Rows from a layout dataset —
....................
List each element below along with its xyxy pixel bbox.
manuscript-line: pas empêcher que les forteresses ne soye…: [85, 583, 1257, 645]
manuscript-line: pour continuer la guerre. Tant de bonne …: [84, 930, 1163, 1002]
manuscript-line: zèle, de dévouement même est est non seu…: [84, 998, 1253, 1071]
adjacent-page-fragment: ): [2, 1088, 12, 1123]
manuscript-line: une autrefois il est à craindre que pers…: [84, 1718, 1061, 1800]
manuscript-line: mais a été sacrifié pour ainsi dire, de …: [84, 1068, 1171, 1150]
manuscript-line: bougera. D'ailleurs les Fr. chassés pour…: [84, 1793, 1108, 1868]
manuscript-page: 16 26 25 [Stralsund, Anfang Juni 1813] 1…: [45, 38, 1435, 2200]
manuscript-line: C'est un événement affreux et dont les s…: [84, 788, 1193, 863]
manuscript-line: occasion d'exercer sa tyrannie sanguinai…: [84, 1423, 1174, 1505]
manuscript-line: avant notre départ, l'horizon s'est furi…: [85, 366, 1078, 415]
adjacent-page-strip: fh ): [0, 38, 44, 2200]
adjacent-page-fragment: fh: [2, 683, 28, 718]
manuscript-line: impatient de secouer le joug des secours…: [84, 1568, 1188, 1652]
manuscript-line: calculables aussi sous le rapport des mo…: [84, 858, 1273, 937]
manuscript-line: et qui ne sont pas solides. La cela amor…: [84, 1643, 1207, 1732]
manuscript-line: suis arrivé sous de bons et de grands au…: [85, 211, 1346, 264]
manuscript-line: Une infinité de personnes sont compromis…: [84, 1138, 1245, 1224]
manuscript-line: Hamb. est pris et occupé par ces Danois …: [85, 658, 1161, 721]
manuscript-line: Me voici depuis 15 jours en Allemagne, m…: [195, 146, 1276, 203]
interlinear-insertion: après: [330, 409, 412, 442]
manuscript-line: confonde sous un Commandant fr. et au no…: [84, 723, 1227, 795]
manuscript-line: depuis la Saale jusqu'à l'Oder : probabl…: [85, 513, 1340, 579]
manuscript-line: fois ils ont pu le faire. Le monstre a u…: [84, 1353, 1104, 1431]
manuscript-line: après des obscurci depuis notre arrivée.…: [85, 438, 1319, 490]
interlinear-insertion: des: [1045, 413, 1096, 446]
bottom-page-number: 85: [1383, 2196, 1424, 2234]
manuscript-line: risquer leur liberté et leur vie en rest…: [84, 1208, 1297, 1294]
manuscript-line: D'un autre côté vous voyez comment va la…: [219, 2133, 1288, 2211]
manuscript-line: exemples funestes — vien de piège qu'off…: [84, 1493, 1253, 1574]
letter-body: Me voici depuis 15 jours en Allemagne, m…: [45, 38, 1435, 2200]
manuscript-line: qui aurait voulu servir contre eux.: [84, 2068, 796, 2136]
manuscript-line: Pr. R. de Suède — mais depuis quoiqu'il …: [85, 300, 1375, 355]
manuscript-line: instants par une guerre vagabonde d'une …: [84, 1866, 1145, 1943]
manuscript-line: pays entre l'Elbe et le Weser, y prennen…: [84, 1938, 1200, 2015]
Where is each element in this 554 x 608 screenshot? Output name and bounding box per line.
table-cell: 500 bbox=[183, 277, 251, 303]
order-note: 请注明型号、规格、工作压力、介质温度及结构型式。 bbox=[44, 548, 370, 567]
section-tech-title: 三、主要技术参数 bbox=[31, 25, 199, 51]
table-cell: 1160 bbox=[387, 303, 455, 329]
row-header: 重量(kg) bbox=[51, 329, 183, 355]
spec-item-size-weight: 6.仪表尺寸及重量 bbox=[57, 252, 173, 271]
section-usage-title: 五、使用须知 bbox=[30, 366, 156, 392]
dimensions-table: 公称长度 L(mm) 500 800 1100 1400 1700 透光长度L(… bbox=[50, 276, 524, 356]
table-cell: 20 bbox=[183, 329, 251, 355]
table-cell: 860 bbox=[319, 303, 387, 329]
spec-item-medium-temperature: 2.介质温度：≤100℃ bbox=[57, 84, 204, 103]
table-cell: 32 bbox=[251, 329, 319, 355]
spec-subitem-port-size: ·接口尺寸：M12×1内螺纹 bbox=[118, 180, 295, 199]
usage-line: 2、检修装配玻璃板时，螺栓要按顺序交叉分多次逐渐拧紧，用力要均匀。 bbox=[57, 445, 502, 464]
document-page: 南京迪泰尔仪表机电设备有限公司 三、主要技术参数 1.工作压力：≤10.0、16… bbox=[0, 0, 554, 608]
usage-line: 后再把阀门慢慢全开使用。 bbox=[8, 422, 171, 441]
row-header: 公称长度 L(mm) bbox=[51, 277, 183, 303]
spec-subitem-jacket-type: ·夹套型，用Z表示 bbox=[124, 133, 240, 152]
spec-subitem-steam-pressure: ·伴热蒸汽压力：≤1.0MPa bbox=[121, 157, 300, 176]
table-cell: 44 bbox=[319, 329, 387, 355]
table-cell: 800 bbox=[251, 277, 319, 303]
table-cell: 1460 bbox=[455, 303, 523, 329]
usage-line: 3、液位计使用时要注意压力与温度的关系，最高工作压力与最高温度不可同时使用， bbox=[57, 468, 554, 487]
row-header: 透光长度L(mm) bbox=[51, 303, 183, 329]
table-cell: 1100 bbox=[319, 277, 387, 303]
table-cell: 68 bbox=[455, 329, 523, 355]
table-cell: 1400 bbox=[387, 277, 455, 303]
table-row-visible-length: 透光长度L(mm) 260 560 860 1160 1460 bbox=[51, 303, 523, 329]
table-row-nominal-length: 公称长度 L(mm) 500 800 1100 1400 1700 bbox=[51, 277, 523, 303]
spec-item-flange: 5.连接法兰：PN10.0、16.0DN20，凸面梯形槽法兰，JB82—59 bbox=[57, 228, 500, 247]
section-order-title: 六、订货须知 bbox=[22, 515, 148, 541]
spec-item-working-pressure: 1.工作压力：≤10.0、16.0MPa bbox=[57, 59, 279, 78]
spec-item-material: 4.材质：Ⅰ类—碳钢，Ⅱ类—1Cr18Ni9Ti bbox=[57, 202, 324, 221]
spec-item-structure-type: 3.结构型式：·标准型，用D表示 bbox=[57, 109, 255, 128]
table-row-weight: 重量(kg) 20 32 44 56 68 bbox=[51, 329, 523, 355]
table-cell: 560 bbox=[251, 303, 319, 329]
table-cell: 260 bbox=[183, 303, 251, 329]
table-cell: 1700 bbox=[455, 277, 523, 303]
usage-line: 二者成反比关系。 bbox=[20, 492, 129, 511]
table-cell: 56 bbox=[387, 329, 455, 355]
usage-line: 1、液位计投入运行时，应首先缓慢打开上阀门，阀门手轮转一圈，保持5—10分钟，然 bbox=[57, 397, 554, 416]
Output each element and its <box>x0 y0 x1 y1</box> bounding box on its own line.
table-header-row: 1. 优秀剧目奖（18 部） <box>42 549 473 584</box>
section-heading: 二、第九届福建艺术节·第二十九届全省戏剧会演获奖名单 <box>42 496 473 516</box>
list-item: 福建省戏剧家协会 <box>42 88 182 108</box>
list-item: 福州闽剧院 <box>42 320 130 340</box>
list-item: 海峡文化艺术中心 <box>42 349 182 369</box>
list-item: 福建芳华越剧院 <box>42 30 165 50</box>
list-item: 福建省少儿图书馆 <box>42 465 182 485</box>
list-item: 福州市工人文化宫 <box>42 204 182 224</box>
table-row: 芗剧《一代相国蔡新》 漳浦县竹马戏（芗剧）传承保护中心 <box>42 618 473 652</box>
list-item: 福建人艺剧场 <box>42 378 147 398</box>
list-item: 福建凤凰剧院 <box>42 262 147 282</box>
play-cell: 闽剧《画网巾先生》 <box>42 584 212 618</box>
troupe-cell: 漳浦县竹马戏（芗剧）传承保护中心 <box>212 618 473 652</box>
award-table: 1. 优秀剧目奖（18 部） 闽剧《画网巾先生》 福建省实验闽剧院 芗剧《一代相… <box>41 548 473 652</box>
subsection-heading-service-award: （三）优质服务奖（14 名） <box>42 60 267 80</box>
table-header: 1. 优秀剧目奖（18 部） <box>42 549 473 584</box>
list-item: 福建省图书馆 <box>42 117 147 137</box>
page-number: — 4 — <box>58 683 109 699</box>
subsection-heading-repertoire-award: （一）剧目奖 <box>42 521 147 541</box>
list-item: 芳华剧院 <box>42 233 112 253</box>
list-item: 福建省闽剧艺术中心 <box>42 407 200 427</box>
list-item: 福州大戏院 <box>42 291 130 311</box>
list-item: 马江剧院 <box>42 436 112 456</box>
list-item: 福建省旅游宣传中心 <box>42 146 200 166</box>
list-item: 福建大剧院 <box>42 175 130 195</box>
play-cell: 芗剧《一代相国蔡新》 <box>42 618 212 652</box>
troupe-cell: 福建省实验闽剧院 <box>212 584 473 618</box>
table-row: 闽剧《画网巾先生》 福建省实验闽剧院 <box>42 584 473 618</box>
....................
Put the records into a Markdown table with the columns Row and Line text, skipping any blank lines. Begin at the first line of the records and stop after the line that has "manuscript-line: pour continuer".

| Row | Line text |
|---|---|
| 1 | List each element below along with its xyxy pixel bbox. |
| 2 | manuscript-line: pas empêcher que les forteresses ne soye…: [85, 583, 1257, 645] |
| 3 | manuscript-line: pour continuer la guerre. Tant de bonne …: [84, 930, 1163, 1002] |